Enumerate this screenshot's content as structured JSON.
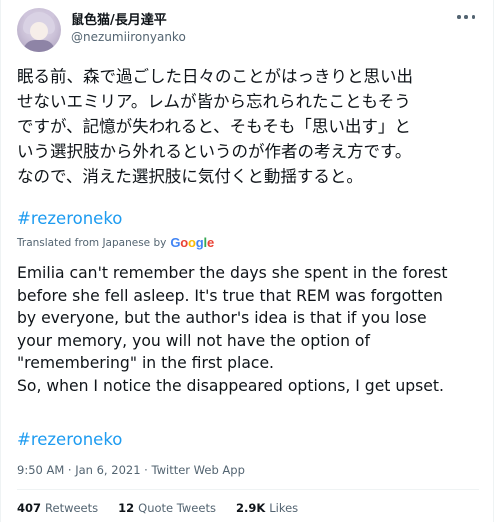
{
  "user": {
    "display_name": "鼠色猫/長月達平",
    "handle": "@nezumiironyanko",
    "avatar_icon": "avatar-icon"
  },
  "tweet": {
    "original_text": "眠る前、森で過ごした日々のことがはっきりと思い出\nせないエミリア。レムが皆から忘れられたこともそう\nですが、記憶が失われると、そもそも「思い出す」と\nいう選択肢から外れるというのが作者の考え方です。\nなので、消えた選択肢に気付くと動揺すると。",
    "hashtag_original": "#rezeroneko",
    "translated_from": "Translated from Japanese by",
    "translator": {
      "G": "G",
      "o1": "o",
      "o2": "o",
      "g": "g",
      "l": "l",
      "e": "e"
    },
    "translation_text": "Emilia can't remember the days she spent in the forest\nbefore she fell asleep. It's true that REM was forgotten\nby everyone, but the author's idea is that if you lose\nyour memory, you will not have the option of\n\"remembering\" in the first place.\n So, when I notice the disappeared options, I get upset.",
    "hashtag_translation": "#rezeroneko",
    "meta": "9:50 AM · Jan 6, 2021 · Twitter Web App"
  },
  "stats": {
    "retweets_count": "407",
    "retweets_label": "Retweets",
    "quotes_count": "12",
    "quotes_label": "Quote Tweets",
    "likes_count": "2.9K",
    "likes_label": "Likes"
  },
  "colors": {
    "link": "#1d9bf0",
    "text": "#0f1419",
    "secondary": "#536471",
    "divider": "#eff3f4"
  }
}
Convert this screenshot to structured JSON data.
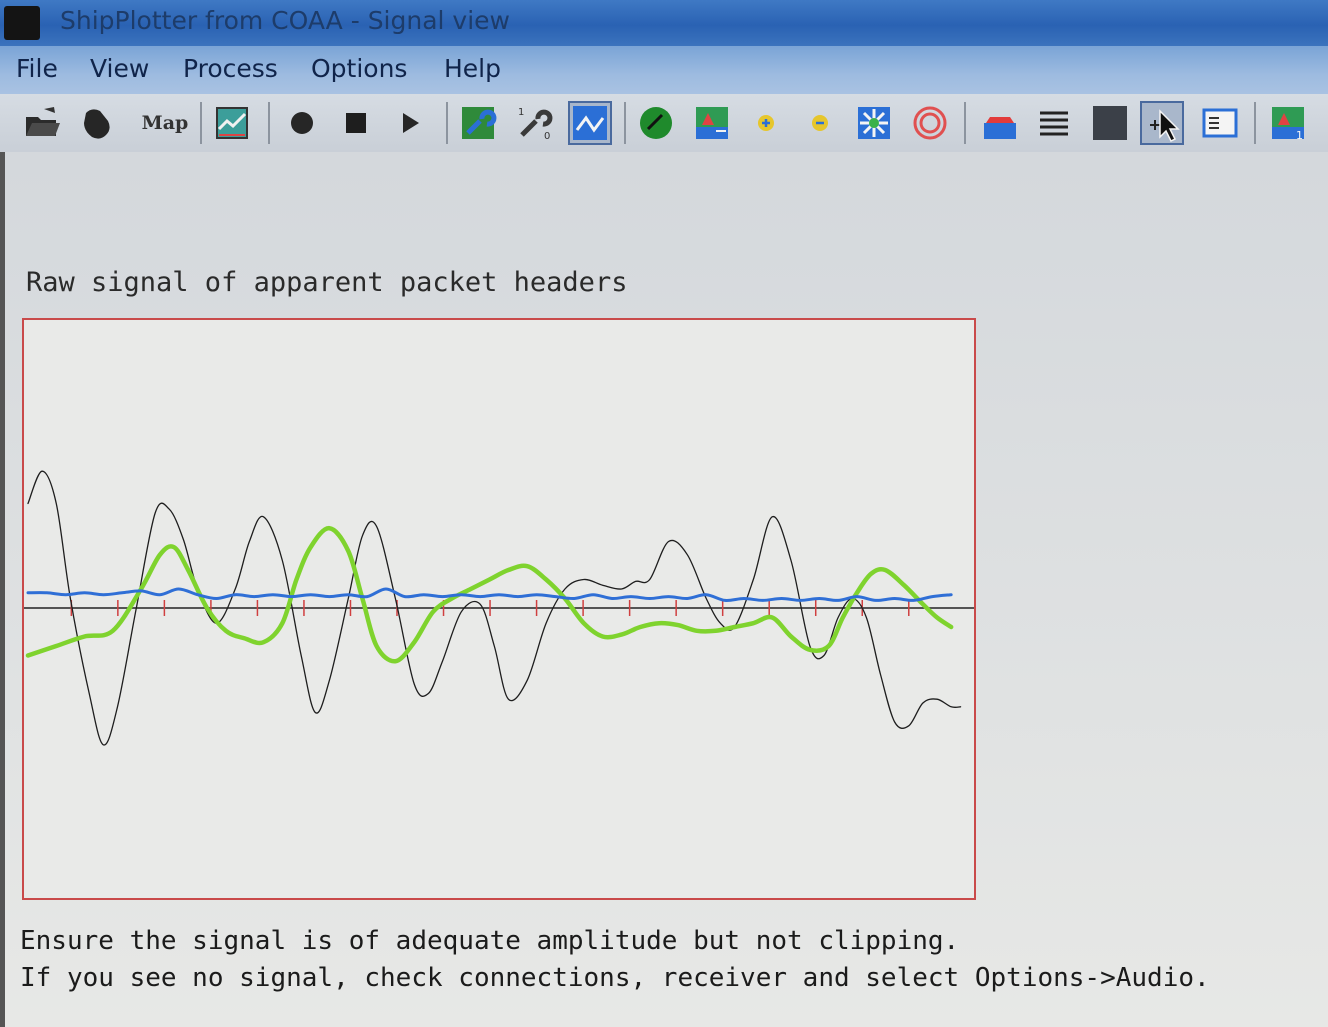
{
  "window": {
    "title": "ShipPlotter from COAA - Signal view"
  },
  "menu": {
    "items": [
      "File",
      "View",
      "Process",
      "Options",
      "Help"
    ]
  },
  "toolbar": {
    "buttons": [
      {
        "name": "open-folder-icon"
      },
      {
        "name": "hand-icon"
      },
      {
        "name": "map-text-icon",
        "label": "Map"
      },
      {
        "name": "chart-image-icon"
      },
      {
        "name": "record-icon"
      },
      {
        "name": "stop-icon"
      },
      {
        "name": "play-icon"
      },
      {
        "name": "tools-wrench-icon"
      },
      {
        "name": "tools-numbered-icon"
      },
      {
        "name": "signal-view-icon",
        "pressed": true
      },
      {
        "name": "green-disc-icon"
      },
      {
        "name": "ship-map-icon"
      },
      {
        "name": "zoom-in-icon"
      },
      {
        "name": "zoom-out-icon"
      },
      {
        "name": "map-target-icon"
      },
      {
        "name": "range-rings-icon"
      },
      {
        "name": "boat-icon"
      },
      {
        "name": "list-lines-icon"
      },
      {
        "name": "dark-panel-icon"
      },
      {
        "name": "pointer-icon"
      },
      {
        "name": "window-info-icon"
      },
      {
        "name": "ship-map-numbered-icon"
      }
    ]
  },
  "signal_view": {
    "plot_title": "Raw signal of apparent packet headers",
    "status_line_1": "Ensure the signal is of adequate amplitude but not clipping.",
    "status_line_2": "If you see no signal, check connections, receiver and select Options->Audio."
  },
  "colors": {
    "titlebar": "#2a62b3",
    "plot_border": "#c94a4a",
    "axis": "#222222",
    "ticks": "#d04040",
    "raw_signal": "#1e1e1e",
    "filtered_signal": "#7fd32e",
    "baseline_signal": "#2f6fd6"
  },
  "chart_data": {
    "type": "line",
    "title": "Raw signal of apparent packet headers",
    "xlabel": "",
    "ylabel": "",
    "grid": false,
    "xlim": [
      0,
      100
    ],
    "ylim": [
      -1.0,
      1.0
    ],
    "tick_count": 19,
    "series": [
      {
        "color": "#1e1e1e",
        "width": 1.3,
        "x": [
          0,
          1.5,
          3,
          4.5,
          6.5,
          8,
          9.5,
          11.5,
          13.5,
          15,
          16.5,
          18,
          20,
          22,
          23.5,
          25,
          27,
          29,
          30.5,
          32,
          34,
          35.5,
          37,
          39,
          41,
          42.5,
          44,
          46,
          48,
          49.5,
          51,
          53,
          55,
          57,
          59,
          61,
          63,
          64.5,
          66,
          68,
          70,
          72,
          73.5,
          75,
          77,
          79,
          81,
          83,
          84.5,
          86,
          87.5,
          89,
          90.5,
          92,
          93.5,
          95,
          96.5,
          98,
          99
        ],
        "y": [
          0.55,
          0.72,
          0.55,
          0.05,
          -0.45,
          -0.72,
          -0.52,
          0.0,
          0.5,
          0.52,
          0.36,
          0.1,
          -0.08,
          0.1,
          0.35,
          0.48,
          0.25,
          -0.25,
          -0.55,
          -0.38,
          0.05,
          0.38,
          0.43,
          0.05,
          -0.4,
          -0.45,
          -0.28,
          -0.02,
          0.02,
          -0.2,
          -0.48,
          -0.38,
          -0.08,
          0.1,
          0.15,
          0.12,
          0.1,
          0.14,
          0.15,
          0.35,
          0.28,
          0.05,
          -0.08,
          -0.1,
          0.15,
          0.48,
          0.25,
          -0.2,
          -0.25,
          -0.05,
          0.05,
          -0.05,
          -0.35,
          -0.6,
          -0.62,
          -0.5,
          -0.48,
          -0.52,
          -0.52
        ]
      },
      {
        "color": "#7fd32e",
        "width": 4.5,
        "x": [
          0,
          3,
          6,
          9,
          12,
          14,
          15.5,
          17,
          19,
          21,
          23,
          25,
          27,
          28.5,
          30,
          32,
          34,
          35.5,
          37,
          39,
          41,
          43,
          45,
          47,
          49,
          51,
          53,
          55,
          57,
          59,
          61,
          63,
          65,
          67,
          69,
          71,
          73,
          75,
          77,
          79,
          81,
          83,
          85,
          86.5,
          88,
          89.5,
          91,
          93,
          95,
          96.5,
          98
        ],
        "y": [
          -0.25,
          -0.2,
          -0.15,
          -0.12,
          0.1,
          0.28,
          0.32,
          0.2,
          0.0,
          -0.12,
          -0.16,
          -0.18,
          -0.08,
          0.15,
          0.32,
          0.42,
          0.3,
          0.05,
          -0.2,
          -0.28,
          -0.18,
          -0.02,
          0.05,
          0.1,
          0.15,
          0.2,
          0.22,
          0.15,
          0.05,
          -0.08,
          -0.15,
          -0.14,
          -0.1,
          -0.08,
          -0.09,
          -0.12,
          -0.12,
          -0.1,
          -0.08,
          -0.05,
          -0.15,
          -0.22,
          -0.2,
          -0.05,
          0.08,
          0.18,
          0.2,
          0.12,
          0.02,
          -0.05,
          -0.1
        ]
      },
      {
        "color": "#2f6fd6",
        "width": 3,
        "x": [
          0,
          2,
          4,
          6,
          8,
          10,
          12,
          14,
          16,
          18,
          20,
          22,
          24,
          26,
          28,
          30,
          32,
          34,
          36,
          38,
          40,
          42,
          44,
          46,
          48,
          50,
          52,
          54,
          56,
          58,
          60,
          62,
          64,
          66,
          68,
          70,
          72,
          74,
          76,
          78,
          80,
          82,
          84,
          86,
          88,
          90,
          92,
          94,
          96,
          98
        ],
        "y": [
          0.08,
          0.08,
          0.07,
          0.08,
          0.07,
          0.08,
          0.09,
          0.07,
          0.1,
          0.07,
          0.05,
          0.07,
          0.06,
          0.07,
          0.06,
          0.07,
          0.06,
          0.07,
          0.06,
          0.1,
          0.06,
          0.07,
          0.06,
          0.07,
          0.06,
          0.07,
          0.06,
          0.07,
          0.06,
          0.05,
          0.07,
          0.05,
          0.06,
          0.05,
          0.06,
          0.05,
          0.07,
          0.04,
          0.05,
          0.04,
          0.05,
          0.04,
          0.05,
          0.04,
          0.06,
          0.04,
          0.05,
          0.04,
          0.06,
          0.07
        ]
      }
    ]
  }
}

* **Required task**: Copy the lines from the entries above in which the word "JSON" appears.

* **Exercise response**:
Enumerate this screenshot's content as structured JSON.
Convert this screenshot to structured JSON data.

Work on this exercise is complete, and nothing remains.